Rows from a dataset:

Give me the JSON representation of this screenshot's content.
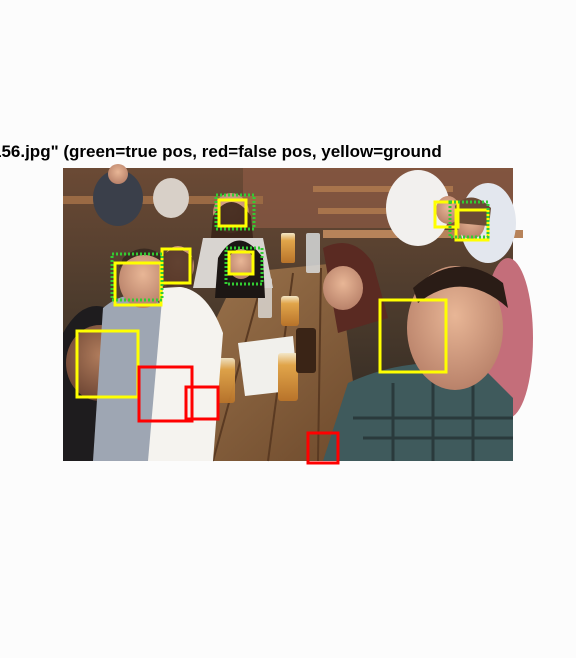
{
  "figure": {
    "title": "156.jpg\" (green=true pos, red=false pos, yellow=ground",
    "legend_colors": {
      "true_pos": "#33cc33",
      "false_pos": "#ff0000",
      "ground_truth": "#ffff00"
    }
  },
  "photo": {
    "subject": "group of people seated at an outdoor beer garden table with glasses of beer",
    "box_counts": {
      "ground_truth": 9,
      "true_positive": 5,
      "false_positive": 3
    }
  }
}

Exercise requirements:
Set each line of the records down exactly, leaving every picture out.

Exercise response:
Give me the JSON representation of this screenshot's content.
{
  "figure": {
    "title": "156.jpg\" (green=true pos, red=false pos, yellow=ground",
    "legend_colors": {
      "true_pos": "#33cc33",
      "false_pos": "#ff0000",
      "ground_truth": "#ffff00"
    }
  },
  "photo": {
    "subject": "group of people seated at an outdoor beer garden table with glasses of beer",
    "box_counts": {
      "ground_truth": 9,
      "true_positive": 5,
      "false_positive": 3
    }
  }
}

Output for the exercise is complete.